▶ _Data_
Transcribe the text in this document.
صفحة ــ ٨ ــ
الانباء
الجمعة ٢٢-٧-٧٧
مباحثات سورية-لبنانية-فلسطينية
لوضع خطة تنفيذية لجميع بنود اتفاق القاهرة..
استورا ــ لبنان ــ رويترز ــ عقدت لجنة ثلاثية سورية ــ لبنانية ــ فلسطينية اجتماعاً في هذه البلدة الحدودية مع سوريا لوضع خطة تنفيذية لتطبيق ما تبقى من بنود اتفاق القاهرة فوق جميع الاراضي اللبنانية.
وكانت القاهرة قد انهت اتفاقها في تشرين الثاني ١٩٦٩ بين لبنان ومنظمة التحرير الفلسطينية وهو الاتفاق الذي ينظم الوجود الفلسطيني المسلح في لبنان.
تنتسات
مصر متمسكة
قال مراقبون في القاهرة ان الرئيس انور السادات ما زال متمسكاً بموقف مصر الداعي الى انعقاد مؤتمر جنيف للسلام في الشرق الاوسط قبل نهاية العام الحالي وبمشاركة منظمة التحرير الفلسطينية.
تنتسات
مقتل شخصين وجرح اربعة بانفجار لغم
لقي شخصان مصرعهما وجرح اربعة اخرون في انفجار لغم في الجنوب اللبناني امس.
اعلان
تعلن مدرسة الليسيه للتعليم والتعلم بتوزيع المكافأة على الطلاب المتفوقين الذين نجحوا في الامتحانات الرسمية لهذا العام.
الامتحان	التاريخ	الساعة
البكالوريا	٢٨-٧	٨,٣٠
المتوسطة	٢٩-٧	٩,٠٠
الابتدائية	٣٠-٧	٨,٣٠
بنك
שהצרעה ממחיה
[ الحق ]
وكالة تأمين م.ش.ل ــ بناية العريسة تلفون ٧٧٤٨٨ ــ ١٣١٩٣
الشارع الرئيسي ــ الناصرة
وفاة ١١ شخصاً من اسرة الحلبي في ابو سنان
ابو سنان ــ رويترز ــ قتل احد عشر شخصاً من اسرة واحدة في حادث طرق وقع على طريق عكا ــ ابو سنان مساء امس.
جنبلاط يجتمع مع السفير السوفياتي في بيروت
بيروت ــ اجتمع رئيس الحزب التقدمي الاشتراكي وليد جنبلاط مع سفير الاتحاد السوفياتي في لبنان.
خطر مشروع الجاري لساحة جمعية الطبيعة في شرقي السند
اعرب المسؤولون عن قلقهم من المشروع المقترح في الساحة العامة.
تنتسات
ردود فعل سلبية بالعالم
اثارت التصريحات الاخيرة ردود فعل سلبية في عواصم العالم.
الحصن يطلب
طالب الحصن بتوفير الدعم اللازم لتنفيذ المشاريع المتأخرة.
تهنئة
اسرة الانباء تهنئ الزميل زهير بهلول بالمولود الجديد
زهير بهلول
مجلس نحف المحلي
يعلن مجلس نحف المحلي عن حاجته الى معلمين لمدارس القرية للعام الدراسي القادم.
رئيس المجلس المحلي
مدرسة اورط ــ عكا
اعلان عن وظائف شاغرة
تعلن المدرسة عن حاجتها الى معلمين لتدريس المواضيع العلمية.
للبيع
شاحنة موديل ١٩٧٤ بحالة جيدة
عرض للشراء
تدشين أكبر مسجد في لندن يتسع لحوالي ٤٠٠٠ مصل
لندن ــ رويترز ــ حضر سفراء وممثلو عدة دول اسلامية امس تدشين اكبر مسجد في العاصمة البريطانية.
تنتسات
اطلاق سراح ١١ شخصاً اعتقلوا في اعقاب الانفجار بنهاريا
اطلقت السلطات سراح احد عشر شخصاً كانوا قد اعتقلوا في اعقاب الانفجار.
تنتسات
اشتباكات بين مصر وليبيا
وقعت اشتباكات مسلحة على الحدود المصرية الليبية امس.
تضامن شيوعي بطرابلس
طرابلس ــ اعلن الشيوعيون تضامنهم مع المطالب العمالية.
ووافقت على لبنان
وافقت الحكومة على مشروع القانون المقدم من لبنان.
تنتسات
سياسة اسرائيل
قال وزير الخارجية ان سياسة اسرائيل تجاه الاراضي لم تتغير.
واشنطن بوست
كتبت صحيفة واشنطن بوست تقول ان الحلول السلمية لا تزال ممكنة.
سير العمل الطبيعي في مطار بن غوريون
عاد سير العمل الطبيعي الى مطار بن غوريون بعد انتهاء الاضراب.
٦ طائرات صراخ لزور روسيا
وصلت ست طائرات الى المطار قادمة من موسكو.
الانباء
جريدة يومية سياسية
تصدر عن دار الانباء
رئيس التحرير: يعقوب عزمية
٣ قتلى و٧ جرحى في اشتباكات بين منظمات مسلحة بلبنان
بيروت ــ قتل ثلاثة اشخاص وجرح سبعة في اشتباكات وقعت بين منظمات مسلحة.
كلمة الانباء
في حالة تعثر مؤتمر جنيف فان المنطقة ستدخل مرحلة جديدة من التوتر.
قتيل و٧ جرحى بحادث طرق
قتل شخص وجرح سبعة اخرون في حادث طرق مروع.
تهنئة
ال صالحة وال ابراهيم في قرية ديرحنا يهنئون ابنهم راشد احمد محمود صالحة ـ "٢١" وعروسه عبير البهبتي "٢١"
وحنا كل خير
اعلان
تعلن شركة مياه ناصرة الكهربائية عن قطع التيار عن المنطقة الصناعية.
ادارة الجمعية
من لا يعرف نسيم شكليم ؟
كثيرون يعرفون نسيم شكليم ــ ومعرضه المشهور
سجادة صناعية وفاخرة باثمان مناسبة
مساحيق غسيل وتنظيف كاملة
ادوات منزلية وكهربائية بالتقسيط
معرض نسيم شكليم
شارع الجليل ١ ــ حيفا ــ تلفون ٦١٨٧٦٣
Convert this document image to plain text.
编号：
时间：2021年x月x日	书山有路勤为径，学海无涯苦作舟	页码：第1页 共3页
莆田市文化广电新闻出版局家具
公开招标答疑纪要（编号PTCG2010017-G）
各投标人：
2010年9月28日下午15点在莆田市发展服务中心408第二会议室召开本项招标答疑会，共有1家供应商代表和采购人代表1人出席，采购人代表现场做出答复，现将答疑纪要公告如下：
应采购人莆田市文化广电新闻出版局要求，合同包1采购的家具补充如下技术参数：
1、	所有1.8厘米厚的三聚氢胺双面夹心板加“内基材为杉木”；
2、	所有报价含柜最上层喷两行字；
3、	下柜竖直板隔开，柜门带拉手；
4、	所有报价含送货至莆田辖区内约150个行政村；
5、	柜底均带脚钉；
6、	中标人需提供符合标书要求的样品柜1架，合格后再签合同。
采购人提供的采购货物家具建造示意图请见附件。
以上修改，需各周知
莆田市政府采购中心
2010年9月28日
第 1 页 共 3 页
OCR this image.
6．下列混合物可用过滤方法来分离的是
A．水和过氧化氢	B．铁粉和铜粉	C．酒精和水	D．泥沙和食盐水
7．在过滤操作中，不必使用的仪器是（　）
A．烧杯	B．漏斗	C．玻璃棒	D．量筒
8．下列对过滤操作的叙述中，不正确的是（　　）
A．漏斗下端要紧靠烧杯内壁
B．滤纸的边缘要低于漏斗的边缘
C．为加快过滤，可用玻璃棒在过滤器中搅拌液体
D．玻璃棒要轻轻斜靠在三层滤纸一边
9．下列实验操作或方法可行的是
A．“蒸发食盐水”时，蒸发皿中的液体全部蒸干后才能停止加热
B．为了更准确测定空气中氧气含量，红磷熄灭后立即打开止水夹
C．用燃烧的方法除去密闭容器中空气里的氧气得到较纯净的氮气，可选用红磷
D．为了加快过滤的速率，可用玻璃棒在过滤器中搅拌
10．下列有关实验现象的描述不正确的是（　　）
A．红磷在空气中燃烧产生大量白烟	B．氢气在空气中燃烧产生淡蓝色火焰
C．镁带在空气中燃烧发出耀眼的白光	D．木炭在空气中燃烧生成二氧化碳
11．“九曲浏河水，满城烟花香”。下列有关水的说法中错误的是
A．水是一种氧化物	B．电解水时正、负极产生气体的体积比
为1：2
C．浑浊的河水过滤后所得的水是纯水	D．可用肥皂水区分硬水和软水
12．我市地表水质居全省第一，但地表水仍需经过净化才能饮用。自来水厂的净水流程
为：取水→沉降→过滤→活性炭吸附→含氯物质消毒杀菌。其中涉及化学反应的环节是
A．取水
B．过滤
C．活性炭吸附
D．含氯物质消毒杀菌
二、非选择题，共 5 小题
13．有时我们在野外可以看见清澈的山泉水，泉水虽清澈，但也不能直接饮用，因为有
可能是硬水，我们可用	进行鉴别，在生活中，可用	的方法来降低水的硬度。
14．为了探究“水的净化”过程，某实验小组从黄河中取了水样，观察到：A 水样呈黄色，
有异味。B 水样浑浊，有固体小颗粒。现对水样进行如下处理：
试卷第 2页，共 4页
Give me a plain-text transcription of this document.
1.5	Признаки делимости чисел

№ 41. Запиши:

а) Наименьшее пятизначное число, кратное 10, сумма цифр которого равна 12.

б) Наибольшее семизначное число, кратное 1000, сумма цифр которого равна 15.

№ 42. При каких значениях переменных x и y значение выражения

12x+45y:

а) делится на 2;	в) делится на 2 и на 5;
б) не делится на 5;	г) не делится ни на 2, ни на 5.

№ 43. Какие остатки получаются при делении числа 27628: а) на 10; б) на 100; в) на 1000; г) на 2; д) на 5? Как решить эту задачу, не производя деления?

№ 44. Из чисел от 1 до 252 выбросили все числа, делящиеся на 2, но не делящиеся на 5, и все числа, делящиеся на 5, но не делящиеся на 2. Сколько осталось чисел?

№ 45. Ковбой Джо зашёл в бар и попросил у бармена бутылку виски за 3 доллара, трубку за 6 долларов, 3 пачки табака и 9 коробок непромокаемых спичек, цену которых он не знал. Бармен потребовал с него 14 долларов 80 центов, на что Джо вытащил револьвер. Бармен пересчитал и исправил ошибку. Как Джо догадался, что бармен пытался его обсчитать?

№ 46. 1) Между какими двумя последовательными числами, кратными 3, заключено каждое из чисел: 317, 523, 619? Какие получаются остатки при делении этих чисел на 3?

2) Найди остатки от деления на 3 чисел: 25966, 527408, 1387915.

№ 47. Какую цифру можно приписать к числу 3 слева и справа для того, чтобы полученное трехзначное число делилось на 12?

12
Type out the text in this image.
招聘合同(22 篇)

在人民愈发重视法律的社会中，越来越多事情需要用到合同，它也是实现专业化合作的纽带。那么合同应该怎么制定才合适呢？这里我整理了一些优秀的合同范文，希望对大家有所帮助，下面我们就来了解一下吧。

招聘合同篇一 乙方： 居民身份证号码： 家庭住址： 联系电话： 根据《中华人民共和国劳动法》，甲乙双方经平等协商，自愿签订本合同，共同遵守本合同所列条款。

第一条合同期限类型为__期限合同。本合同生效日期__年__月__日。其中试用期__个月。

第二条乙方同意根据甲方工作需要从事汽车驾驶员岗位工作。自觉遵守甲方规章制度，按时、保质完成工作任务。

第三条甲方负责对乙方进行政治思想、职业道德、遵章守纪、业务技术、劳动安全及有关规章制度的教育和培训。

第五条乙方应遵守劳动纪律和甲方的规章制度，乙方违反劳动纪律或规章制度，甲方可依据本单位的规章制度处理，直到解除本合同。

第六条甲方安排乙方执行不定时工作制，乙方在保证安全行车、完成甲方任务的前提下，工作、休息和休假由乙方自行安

▶ _Task description_
Working from the entries above, return all lines that contain "含氯物质消毒杀菌".

▶ _Reply_
为：取水→沉降→过滤→活性炭吸附→含氯物质消毒杀菌。其中涉及化学反应的环节是
D．含氯物质消毒杀菌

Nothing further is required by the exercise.